> _TASK PROMPT_:
Please return the full listing below without altering anything.

> _Data excerpts_:

★ ★ ★ ★

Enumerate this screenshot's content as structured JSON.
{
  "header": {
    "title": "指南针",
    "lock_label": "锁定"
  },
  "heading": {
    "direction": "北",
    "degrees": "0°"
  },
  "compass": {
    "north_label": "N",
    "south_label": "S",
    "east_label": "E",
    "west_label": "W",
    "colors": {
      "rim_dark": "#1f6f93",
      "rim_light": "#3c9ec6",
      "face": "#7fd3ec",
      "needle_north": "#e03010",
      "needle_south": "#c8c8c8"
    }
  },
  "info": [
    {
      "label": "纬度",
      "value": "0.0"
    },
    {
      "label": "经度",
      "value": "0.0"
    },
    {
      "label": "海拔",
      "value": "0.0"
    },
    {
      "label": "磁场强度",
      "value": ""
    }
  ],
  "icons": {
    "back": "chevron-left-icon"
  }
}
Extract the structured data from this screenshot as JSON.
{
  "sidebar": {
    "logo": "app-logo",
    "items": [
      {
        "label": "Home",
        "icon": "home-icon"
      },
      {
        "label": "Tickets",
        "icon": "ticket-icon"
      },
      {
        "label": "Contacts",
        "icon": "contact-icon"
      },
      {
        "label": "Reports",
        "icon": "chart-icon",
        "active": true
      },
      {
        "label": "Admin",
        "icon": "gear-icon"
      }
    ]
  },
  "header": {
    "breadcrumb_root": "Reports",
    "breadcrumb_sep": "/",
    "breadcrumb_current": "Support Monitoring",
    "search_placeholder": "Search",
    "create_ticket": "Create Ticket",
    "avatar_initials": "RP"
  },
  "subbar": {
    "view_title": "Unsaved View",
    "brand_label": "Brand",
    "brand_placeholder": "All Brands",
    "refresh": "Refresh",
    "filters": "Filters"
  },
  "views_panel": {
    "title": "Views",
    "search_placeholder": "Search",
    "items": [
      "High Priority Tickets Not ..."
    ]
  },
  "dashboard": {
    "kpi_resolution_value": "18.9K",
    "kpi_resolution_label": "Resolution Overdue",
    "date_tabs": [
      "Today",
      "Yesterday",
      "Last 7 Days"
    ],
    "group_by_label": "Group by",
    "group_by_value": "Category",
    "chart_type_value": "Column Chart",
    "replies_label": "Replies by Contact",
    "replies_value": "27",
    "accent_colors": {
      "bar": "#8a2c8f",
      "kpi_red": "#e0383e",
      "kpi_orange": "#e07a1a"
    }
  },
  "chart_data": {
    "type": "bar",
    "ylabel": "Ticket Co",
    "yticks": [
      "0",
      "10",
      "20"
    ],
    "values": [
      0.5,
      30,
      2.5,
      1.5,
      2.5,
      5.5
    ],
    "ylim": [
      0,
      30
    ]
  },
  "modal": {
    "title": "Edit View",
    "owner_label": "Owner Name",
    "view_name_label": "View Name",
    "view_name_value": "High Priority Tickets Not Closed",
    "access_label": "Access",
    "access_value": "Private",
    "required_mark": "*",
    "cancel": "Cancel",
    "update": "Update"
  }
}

★ ★ ★ ★

> _WRITTEN REPLY_:
Enumerate this screenshot's content as structured JSON.
{
  "header": {
    "title": "指南针",
    "lock_label": "锁定"
  },
  "heading": {
    "direction": "北",
    "degrees": "0°"
  },
  "compass": {
    "north_label": "N",
    "south_label": "S",
    "east_label": "E",
    "west_label": "W",
    "colors": {
      "rim_dark": "#1f6f93",
      "rim_light": "#3c9ec6",
      "face": "#7fd3ec",
      "needle_north": "#e03010",
      "needle_south": "#c8c8c8"
    }
  },
  "info": [
    {
      "label": "纬度",
      "value": "0.0"
    },
    {
      "label": "经度",
      "value": "0.0"
    },
    {
      "label": "海拔",
      "value": "0.0"
    },
    {
      "label": "磁场强度",
      "value": ""
    }
  ],
  "icons": {
    "back": "chevron-left-icon"
  }
}
Extract the structured data from this screenshot as JSON.
{
  "sidebar": {
    "logo": "app-logo",
    "items": [
      {
        "label": "Home",
        "icon": "home-icon"
      },
      {
        "label": "Tickets",
        "icon": "ticket-icon"
      },
      {
        "label": "Contacts",
        "icon": "contact-icon"
      },
      {
        "label": "Reports",
        "icon": "chart-icon",
        "active": true
      },
      {
        "label": "Admin",
        "icon": "gear-icon"
      }
    ]
  },
  "header": {
    "breadcrumb_root": "Reports",
    "breadcrumb_sep": "/",
    "breadcrumb_current": "Support Monitoring",
    "search_placeholder": "Search",
    "create_ticket": "Create Ticket",
    "avatar_initials": "RP"
  },
  "subbar": {
    "view_title": "Unsaved View",
    "brand_label": "Brand",
    "brand_placeholder": "All Brands",
    "refresh": "Refresh",
    "filters": "Filters"
  },
  "views_panel": {
    "title": "Views",
    "search_placeholder": "Search",
    "items": [
      "High Priority Tickets Not ..."
    ]
  },
  "dashboard": {
    "kpi_resolution_value": "18.9K",
    "kpi_resolution_label": "Resolution Overdue",
    "date_tabs": [
      "Today",
      "Yesterday",
      "Last 7 Days"
    ],
    "group_by_label": "Group by",
    "group_by_value": "Category",
    "chart_type_value": "Column Chart",
    "replies_label": "Replies by Contact",
    "replies_value": "27",
    "accent_colors": {
      "bar": "#8a2c8f",
      "kpi_red": "#e0383e",
      "kpi_orange": "#e07a1a"
    }
  },
  "chart_data": {
    "type": "bar",
    "ylabel": "Ticket Co",
    "yticks": [
      "0",
      "10",
      "20"
    ],
    "values": [
      0.5,
      30,
      2.5,
      1.5,
      2.5,
      5.5
    ],
    "ylim": [
      0,
      30
    ]
  },
  "modal": {
    "title": "Edit View",
    "owner_label": "Owner Name",
    "view_name_label": "View Name",
    "view_name_value": "High Priority Tickets Not Closed",
    "access_label": "Access",
    "access_value": "Private",
    "required_mark": "*",
    "cancel": "Cancel",
    "update": "Update"
  }
}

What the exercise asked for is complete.